**Given task:** Wherever the string "BLUE" appears in a line, extract that line.

**Input for this task:**
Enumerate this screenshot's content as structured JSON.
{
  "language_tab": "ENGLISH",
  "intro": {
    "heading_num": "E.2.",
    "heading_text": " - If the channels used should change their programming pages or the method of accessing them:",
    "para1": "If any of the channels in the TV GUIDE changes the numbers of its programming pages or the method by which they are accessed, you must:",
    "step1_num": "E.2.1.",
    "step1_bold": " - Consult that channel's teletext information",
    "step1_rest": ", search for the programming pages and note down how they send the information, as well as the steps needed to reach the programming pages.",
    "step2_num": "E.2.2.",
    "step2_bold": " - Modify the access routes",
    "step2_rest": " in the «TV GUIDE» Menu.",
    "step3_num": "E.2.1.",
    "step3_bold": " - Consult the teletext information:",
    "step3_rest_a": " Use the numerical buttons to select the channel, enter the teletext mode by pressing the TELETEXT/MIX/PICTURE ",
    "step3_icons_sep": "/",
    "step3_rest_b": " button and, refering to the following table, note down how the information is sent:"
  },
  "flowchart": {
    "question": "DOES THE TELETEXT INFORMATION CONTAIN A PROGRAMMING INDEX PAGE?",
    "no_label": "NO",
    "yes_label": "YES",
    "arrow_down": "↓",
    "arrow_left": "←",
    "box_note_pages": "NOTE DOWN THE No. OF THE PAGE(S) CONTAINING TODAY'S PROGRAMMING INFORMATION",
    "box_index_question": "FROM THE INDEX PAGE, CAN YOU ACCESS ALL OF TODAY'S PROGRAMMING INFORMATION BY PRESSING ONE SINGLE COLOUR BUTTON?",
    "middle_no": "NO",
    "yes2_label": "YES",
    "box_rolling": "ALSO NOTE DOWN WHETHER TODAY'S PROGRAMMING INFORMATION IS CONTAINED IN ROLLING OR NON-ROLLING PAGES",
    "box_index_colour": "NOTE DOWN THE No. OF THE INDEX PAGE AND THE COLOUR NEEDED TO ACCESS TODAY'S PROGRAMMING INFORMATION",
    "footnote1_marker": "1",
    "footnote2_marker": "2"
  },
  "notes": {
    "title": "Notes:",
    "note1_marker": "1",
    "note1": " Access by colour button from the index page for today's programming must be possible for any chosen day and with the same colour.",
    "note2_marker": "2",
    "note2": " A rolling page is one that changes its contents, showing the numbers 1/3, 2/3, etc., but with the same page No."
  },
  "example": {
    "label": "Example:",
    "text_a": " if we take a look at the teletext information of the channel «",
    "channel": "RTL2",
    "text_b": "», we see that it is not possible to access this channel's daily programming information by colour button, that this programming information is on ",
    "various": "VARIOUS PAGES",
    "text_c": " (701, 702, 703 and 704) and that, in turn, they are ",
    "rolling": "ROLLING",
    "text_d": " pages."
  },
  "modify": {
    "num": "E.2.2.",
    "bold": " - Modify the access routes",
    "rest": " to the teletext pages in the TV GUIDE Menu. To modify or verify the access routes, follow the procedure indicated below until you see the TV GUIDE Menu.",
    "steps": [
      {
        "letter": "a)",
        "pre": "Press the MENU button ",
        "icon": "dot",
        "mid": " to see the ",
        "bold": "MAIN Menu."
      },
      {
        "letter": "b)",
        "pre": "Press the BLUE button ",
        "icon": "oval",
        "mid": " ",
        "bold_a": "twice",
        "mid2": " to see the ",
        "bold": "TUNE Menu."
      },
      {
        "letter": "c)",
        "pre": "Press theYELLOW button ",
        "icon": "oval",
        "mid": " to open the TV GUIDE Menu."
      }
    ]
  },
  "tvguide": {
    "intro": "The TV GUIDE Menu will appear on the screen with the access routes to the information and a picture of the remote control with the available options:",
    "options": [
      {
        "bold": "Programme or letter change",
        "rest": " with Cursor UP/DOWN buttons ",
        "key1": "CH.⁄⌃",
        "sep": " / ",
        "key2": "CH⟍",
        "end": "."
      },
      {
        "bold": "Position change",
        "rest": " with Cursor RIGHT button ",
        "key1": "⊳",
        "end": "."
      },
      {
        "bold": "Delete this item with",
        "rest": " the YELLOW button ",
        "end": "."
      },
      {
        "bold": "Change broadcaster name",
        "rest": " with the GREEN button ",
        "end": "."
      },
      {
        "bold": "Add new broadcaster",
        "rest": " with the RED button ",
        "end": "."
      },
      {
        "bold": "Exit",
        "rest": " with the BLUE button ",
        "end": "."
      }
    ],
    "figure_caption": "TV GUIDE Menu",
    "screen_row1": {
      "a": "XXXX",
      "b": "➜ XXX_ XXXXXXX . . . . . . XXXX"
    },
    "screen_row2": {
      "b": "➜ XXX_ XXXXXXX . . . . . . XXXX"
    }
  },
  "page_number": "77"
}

**Result for this task:**
        "pre": "Press the BLUE button ",
        "rest": " with the BLUE button ",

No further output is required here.